Identify and copy all lines of the material where the string "Подпрограмма" is found.

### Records
+ + +

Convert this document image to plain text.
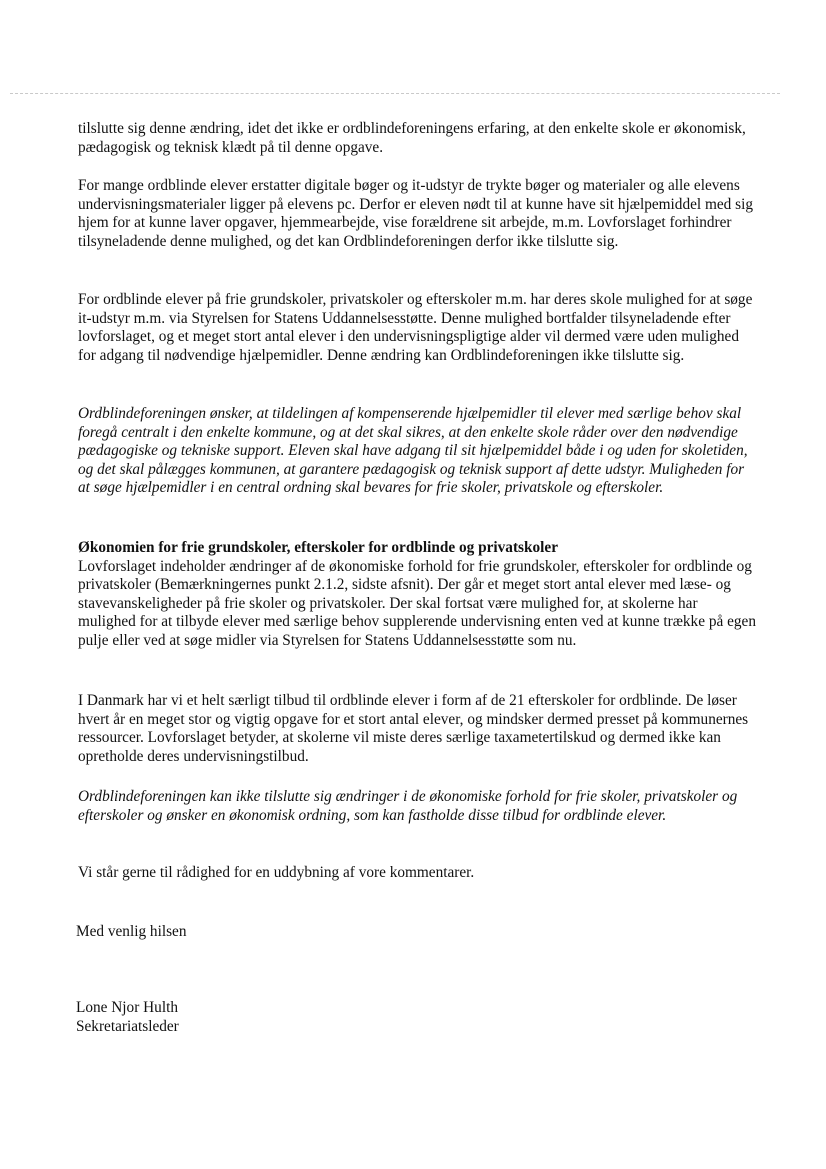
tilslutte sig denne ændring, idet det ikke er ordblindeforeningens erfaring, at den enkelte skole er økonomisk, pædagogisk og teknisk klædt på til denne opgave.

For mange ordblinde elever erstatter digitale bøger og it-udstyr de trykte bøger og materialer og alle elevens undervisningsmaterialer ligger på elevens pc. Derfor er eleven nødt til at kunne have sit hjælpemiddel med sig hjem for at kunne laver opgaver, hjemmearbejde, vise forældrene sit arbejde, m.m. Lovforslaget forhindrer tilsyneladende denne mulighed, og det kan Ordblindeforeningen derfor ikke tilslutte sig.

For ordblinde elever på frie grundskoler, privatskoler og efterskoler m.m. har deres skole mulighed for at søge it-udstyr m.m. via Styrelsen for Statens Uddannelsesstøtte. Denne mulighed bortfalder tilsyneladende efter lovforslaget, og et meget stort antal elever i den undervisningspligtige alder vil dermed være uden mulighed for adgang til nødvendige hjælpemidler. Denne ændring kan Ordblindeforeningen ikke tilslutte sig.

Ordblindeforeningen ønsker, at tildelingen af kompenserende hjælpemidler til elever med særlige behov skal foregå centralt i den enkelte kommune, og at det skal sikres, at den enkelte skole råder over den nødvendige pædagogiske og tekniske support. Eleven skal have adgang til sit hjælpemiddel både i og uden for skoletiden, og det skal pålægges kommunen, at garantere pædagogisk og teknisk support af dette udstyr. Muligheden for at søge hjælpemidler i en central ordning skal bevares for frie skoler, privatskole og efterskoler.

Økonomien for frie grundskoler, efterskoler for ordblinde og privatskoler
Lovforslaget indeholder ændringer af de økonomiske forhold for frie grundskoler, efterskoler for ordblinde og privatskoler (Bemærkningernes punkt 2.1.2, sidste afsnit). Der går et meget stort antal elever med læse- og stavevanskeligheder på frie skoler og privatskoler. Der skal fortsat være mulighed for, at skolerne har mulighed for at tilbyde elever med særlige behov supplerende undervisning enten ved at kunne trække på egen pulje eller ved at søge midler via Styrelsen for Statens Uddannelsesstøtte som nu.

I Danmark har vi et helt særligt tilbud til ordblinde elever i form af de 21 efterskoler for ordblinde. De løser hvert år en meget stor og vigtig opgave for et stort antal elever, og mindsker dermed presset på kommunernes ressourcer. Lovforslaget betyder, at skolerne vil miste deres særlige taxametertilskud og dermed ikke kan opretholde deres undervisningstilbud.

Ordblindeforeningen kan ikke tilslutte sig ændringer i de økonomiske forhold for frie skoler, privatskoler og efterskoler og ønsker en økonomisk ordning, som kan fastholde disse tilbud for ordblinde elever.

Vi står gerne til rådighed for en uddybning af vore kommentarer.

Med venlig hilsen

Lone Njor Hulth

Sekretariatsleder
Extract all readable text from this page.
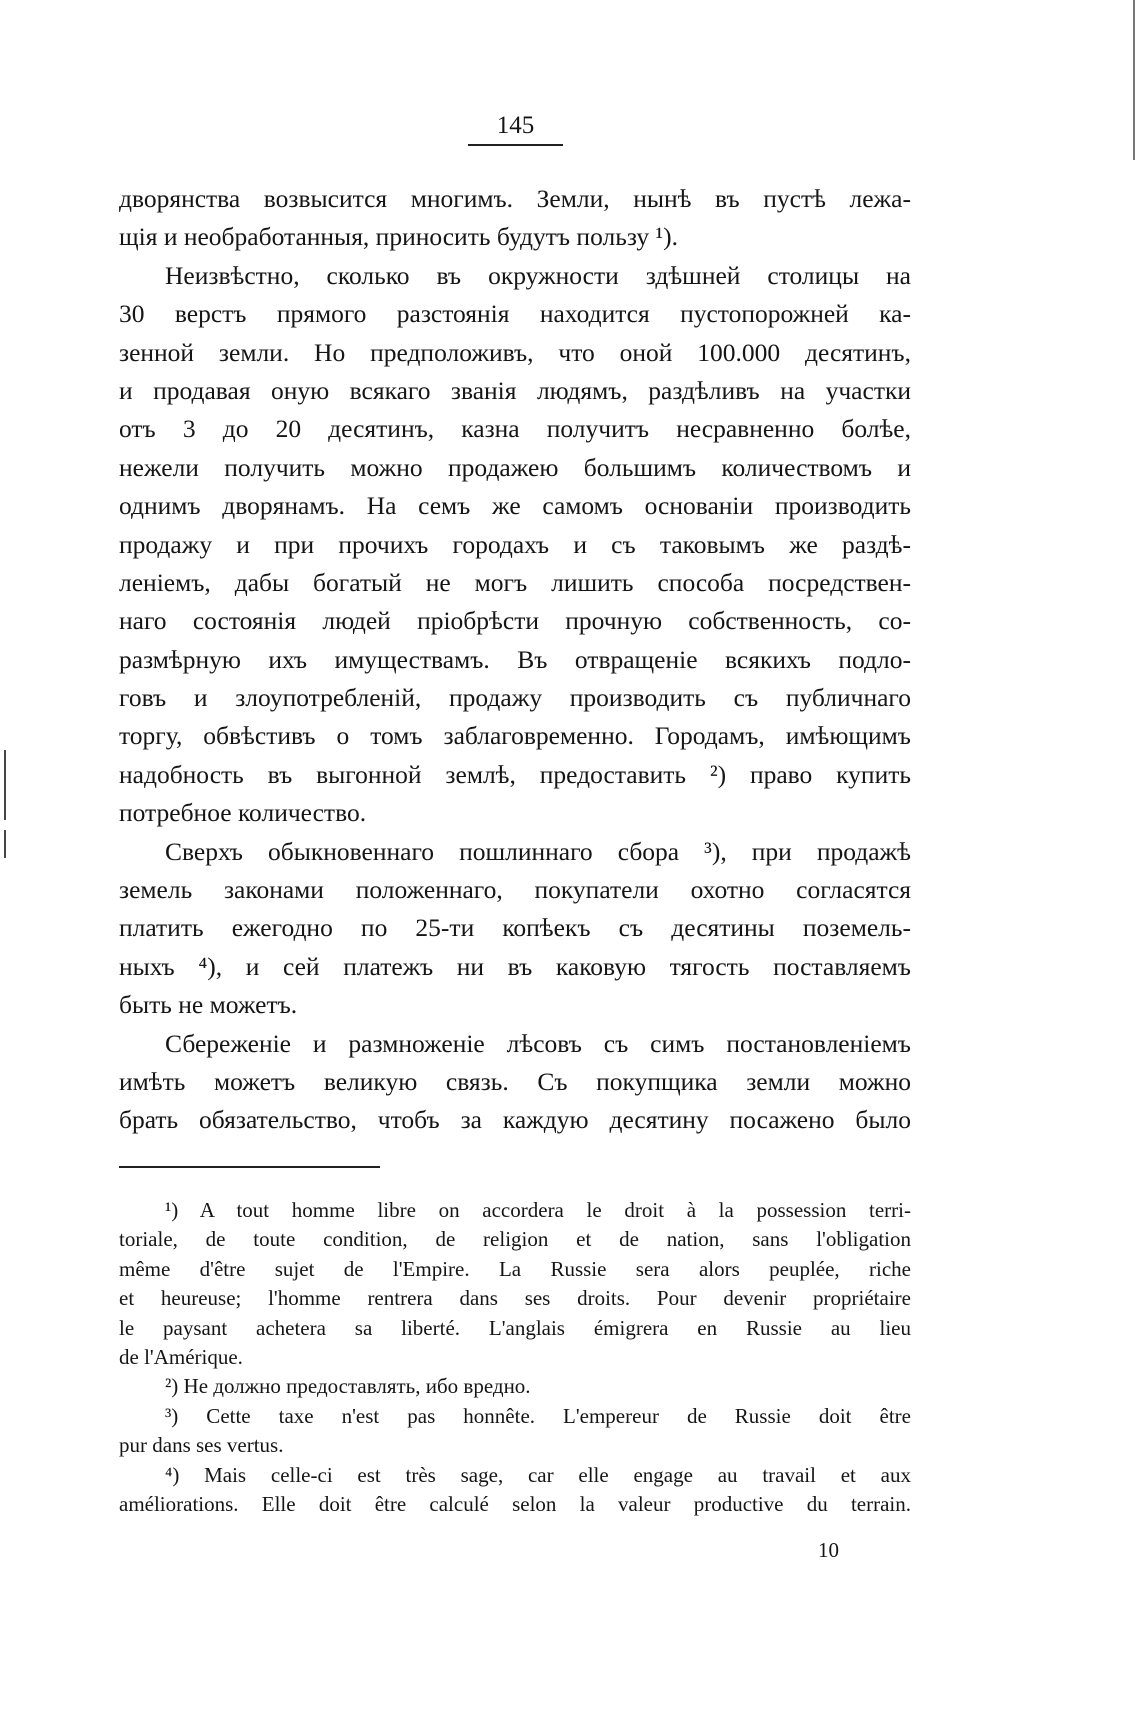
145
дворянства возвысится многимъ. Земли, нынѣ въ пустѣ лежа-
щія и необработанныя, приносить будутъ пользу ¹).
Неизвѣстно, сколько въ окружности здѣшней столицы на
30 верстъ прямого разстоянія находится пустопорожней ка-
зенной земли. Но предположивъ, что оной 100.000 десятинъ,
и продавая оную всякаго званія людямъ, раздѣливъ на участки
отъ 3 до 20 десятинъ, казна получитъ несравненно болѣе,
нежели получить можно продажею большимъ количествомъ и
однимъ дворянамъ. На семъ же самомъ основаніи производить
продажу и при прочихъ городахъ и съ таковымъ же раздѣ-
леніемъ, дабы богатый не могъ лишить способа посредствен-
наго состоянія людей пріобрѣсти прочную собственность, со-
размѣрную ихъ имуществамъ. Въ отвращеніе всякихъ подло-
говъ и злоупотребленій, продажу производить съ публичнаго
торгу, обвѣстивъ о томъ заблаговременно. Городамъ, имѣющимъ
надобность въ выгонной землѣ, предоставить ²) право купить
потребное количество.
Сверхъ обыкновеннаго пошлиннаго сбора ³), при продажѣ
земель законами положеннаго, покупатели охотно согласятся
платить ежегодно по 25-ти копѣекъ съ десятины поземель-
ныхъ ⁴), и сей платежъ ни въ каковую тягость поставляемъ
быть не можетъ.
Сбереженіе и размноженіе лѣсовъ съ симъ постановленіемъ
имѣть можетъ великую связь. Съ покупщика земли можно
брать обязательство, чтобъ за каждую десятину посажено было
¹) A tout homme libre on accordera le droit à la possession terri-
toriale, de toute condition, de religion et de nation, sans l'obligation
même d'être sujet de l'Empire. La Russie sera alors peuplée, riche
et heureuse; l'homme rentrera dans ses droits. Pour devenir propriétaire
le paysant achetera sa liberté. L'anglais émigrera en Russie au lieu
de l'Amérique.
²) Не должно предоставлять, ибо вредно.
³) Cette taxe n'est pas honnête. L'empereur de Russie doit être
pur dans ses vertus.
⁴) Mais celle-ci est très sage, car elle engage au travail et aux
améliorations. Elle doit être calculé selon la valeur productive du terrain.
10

+ + +

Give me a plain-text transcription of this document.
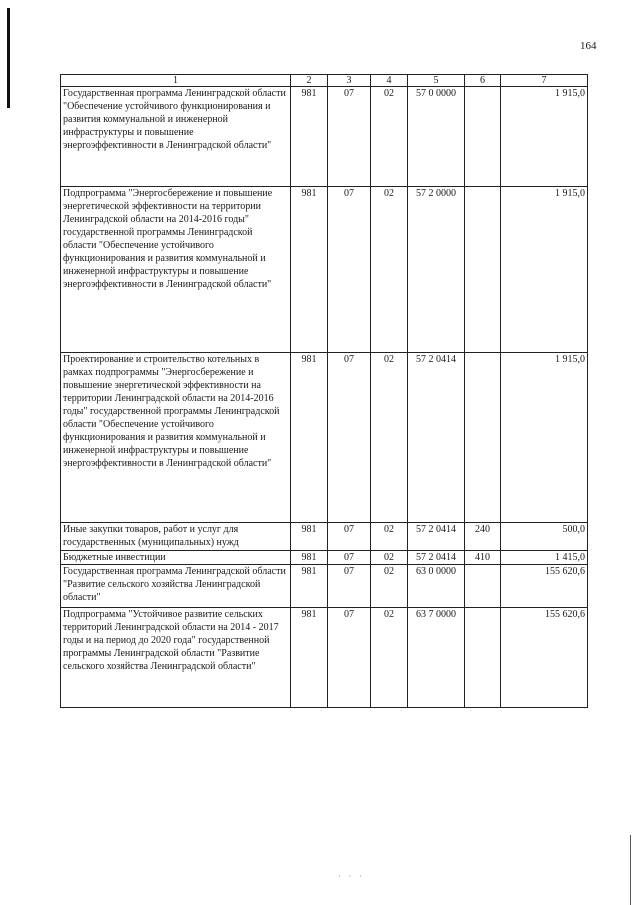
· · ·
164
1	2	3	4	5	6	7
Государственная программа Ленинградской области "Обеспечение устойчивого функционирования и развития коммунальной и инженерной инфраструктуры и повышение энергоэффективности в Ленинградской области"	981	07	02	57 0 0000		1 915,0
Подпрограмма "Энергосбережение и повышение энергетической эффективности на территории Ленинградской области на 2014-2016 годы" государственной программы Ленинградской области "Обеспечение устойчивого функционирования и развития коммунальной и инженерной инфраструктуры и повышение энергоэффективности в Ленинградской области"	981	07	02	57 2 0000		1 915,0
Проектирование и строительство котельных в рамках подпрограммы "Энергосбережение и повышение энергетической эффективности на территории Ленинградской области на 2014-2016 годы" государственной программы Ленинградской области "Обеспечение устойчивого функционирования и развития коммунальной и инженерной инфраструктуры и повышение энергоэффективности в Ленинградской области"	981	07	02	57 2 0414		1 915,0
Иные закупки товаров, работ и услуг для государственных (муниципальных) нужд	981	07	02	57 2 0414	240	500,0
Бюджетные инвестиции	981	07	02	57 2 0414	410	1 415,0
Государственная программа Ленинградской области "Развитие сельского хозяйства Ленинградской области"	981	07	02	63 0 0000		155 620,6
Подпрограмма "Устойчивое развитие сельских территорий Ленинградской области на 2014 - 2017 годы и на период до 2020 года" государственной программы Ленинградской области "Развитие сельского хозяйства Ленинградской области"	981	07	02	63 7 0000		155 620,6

+ + +

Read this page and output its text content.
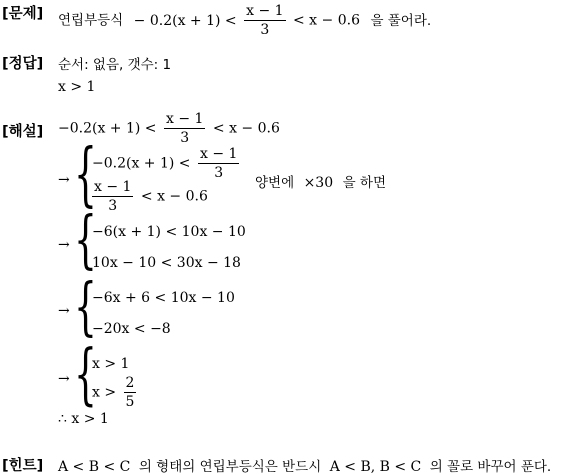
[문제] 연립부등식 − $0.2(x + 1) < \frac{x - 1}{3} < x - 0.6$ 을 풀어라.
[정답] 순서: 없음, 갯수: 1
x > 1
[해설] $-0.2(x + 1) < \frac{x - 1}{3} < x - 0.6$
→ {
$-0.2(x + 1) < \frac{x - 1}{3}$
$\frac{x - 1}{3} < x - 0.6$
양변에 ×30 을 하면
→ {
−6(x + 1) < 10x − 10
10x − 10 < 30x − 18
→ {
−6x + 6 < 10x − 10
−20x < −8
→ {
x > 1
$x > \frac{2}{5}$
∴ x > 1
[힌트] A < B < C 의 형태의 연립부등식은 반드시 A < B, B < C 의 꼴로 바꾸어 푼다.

+ + +

### CORRECT ANSWER
Подпрограмма "Энергосбережение и повышение энергетической эффективности на территории Ленинградской области на 2014-2016 годы" государственной программы Ленинградской области "Обеспечение устойчивого функционирования и развития коммунальной и инженерной инфраструктуры и повышение энергоэффективности в Ленинградской области"	981	07	02	57 2 0000		1 915,0
Подпрограмма "Устойчивое развитие сельских территорий Ленинградской области на 2014 - 2017 годы и на период до 2020 года" государственной программы Ленинградской области "Развитие сельского хозяйства Ленинградской области"	981	07	02	63 7 0000		155 620,6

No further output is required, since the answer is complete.